Abstract:
A description is given of a program-controlled unit, having a CPU and a memory management device. The memory management device, which, at the instigation of the CPU, writes data output by the CPU to a memory device, or reads out data stored in the memory device and forwards them to the CPU. The program-controlled unit described is distinguished by the fact that a control device is provided, which prescribes at least in part the instants at which the memory management device has to perform the actions required for carrying out a data transfer. What can thus be achieved is that, in phases in which the program-controlled unit uses a different memory device instead of a normally used memory device, the program-controlled unit behaves in precisely the same way as would be the case if the program-controlled unit currently used the normally used memory device.

Description:
BACKGROUND OF THE INVENTION  
         [0001]    1. Field of the Invention  
           [0002]    The present invention relates to a program-controlled unit, having a CPU, and a memory management device, which, at the instigation of the CPU, writes data output by the CPU to a memory device, or reads out data stored in the memory device and forwards them to the CPU.  
           [0003]    The program-controlled units are a microprocessor, a microcontroller, a signal processor or the like. Such program-controlled units have been known in innumerable embodiments for many years and need no further explanation.

Stated task A: In the patent text, what does it achieve to have a control device set the instants at which the memory management device carries out a data transfer?

Data to use:
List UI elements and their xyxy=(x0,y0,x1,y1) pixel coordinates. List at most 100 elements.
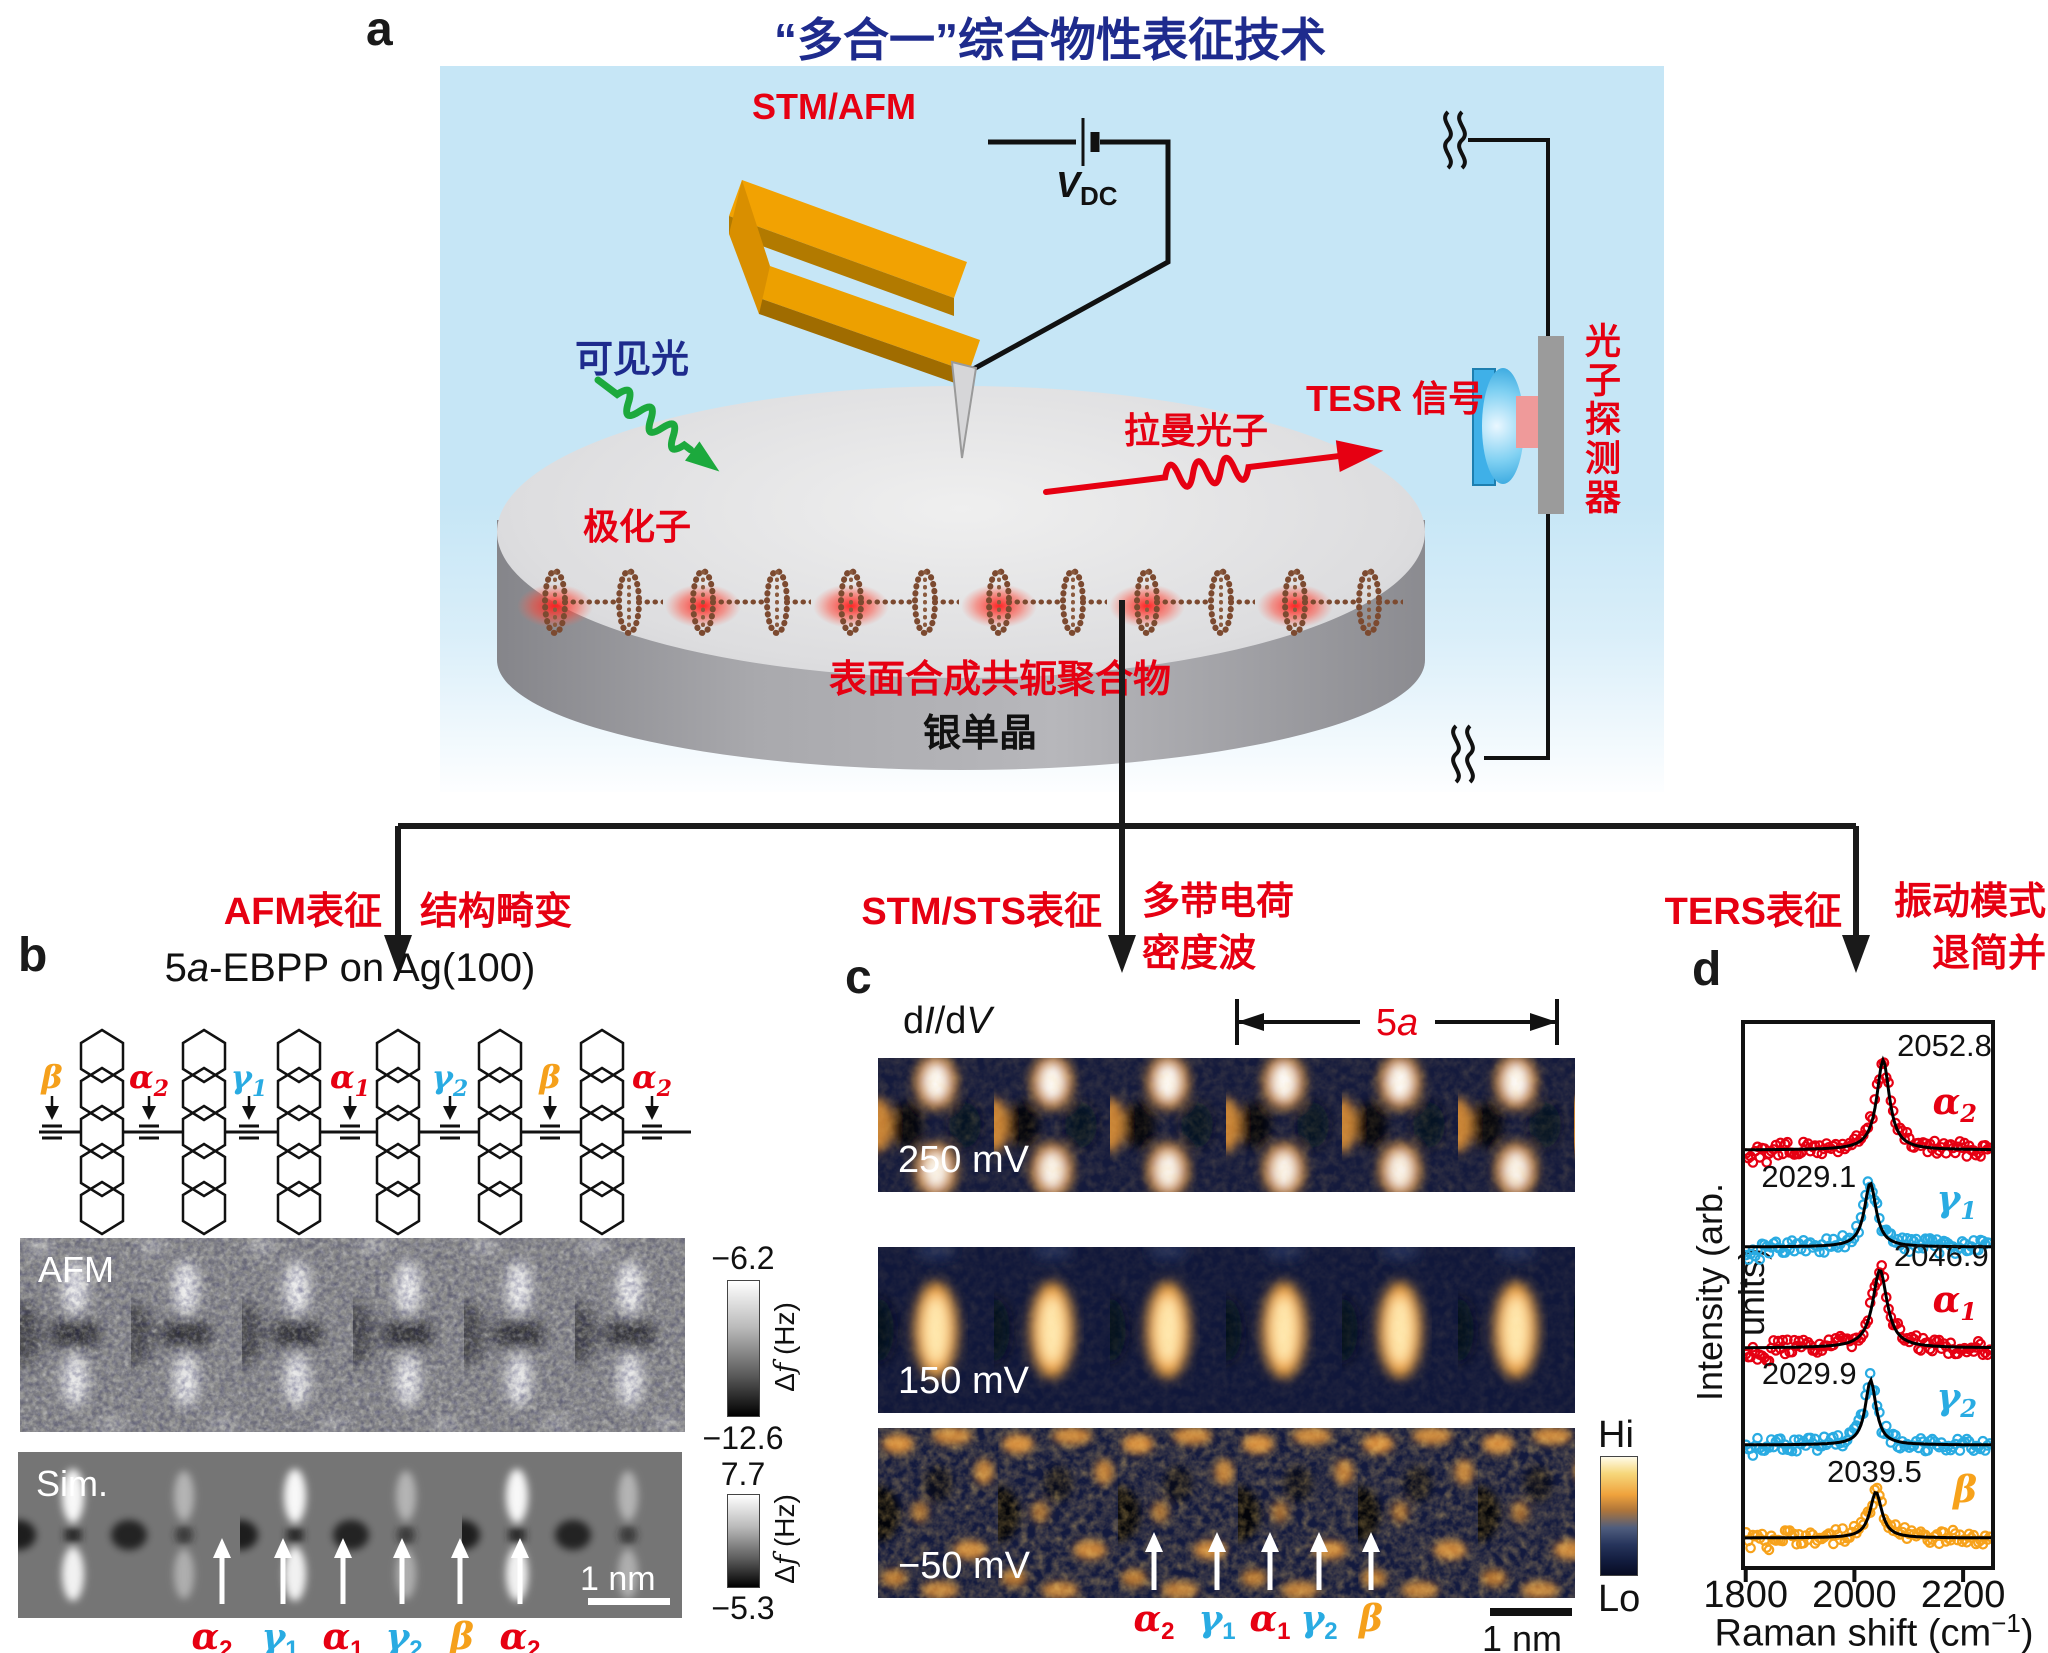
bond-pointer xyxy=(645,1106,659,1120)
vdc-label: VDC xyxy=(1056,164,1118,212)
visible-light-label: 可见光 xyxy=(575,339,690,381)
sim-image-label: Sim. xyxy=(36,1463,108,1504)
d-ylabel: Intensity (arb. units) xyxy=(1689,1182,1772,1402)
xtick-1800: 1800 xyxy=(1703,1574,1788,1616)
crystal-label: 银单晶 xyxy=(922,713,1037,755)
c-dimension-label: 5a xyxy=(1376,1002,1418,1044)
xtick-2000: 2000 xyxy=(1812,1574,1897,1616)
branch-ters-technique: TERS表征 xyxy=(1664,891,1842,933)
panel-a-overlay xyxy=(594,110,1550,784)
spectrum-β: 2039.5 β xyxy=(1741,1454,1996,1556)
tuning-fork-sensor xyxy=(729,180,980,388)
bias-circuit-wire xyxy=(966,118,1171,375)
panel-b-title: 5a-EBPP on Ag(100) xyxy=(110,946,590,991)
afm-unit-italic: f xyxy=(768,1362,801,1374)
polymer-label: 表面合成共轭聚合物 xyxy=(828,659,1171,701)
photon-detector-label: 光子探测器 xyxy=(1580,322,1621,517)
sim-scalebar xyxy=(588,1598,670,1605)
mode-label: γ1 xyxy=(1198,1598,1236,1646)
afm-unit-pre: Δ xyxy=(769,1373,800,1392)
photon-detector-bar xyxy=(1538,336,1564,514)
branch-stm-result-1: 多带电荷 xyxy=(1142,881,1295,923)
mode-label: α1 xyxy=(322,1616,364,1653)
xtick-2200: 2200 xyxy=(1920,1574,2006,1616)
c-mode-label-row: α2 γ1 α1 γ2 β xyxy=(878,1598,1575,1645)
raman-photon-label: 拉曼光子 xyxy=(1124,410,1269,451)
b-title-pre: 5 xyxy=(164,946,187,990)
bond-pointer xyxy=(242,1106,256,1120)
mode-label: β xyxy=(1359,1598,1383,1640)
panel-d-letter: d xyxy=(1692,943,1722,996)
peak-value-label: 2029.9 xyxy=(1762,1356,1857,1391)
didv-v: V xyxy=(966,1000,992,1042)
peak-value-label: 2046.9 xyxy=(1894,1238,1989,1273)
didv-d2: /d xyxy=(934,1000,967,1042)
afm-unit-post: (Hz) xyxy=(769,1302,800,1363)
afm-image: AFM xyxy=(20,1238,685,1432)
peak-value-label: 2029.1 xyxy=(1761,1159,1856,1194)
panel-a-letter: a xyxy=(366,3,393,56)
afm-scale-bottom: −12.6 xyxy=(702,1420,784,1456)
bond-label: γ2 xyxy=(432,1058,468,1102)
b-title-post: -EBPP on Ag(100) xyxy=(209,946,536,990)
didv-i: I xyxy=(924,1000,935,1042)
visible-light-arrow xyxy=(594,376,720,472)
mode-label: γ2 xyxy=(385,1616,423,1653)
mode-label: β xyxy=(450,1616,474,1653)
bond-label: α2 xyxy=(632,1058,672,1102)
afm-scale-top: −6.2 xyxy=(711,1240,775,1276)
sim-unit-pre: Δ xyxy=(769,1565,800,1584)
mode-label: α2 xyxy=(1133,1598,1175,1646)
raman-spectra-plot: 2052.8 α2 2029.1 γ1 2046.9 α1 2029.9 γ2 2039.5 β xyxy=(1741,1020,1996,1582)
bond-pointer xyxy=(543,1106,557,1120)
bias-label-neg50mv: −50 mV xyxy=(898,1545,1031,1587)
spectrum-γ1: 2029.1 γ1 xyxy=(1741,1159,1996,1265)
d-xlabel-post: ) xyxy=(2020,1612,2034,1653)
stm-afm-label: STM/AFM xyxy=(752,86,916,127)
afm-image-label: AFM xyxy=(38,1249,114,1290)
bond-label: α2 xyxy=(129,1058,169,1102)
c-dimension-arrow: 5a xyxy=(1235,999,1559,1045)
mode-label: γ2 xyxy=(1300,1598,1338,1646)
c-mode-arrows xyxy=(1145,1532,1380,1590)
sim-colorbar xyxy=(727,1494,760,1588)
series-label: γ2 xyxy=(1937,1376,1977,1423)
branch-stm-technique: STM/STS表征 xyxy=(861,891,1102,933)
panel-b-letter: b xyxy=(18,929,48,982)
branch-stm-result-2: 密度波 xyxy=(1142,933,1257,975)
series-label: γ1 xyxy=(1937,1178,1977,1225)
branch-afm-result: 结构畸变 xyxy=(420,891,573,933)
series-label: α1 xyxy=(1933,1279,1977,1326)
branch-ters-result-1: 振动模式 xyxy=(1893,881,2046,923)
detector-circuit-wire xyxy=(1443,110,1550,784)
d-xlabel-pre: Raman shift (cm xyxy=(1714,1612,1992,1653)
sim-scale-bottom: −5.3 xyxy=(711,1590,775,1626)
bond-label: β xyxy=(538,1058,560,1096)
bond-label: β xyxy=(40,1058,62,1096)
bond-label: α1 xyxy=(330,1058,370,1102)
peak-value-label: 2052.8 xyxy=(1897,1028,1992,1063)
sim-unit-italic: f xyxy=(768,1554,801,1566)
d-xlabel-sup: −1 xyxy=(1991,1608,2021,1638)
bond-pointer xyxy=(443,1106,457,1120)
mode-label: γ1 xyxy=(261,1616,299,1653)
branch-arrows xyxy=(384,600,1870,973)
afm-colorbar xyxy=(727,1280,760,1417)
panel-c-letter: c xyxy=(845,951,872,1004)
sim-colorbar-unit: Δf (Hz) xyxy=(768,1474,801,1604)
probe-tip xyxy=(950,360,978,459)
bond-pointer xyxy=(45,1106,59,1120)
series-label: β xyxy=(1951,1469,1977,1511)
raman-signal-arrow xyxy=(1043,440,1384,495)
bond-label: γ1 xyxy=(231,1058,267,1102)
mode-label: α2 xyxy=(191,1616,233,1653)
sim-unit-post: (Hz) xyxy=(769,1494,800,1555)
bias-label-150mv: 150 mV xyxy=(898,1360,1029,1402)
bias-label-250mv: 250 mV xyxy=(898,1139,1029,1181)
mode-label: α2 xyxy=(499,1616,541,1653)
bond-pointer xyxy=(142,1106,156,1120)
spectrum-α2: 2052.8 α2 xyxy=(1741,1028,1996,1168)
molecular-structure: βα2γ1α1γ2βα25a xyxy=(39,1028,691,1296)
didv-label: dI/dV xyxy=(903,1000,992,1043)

Stated task B: Format everything in the records from the line containing "bond-pointer xyxy=(645,1106,659,1120)" down to the line containing "xtick-2000: 2000 xyxy=(1812,1574,1897,1616)" as a numbered list, leaving out blank lines.

Exercise solution A: It makes the program-controlled unit behave exactly as it would with its normally used memory device, even during phases when it uses a different memory device.

Exercise solution B:
1. bond-pointer xyxy=(645,1106,659,1120)
2. vdc-label: VDC xyxy=(1056,164,1118,212)
3. visible-light-label: 可见光 xyxy=(575,339,690,381)
4. sim-image-label: Sim. xyxy=(36,1463,108,1504)
5. d-ylabel: Intensity (arb. units) xyxy=(1689,1182,1772,1402)
6. xtick-1800: 1800 xyxy=(1703,1574,1788,1616)
7. crystal-label: 银单晶 xyxy=(922,713,1037,755)
8. c-dimension-label: 5a xyxy=(1376,1002,1418,1044)
9. xtick-2000: 2000 xyxy=(1812,1574,1897,1616)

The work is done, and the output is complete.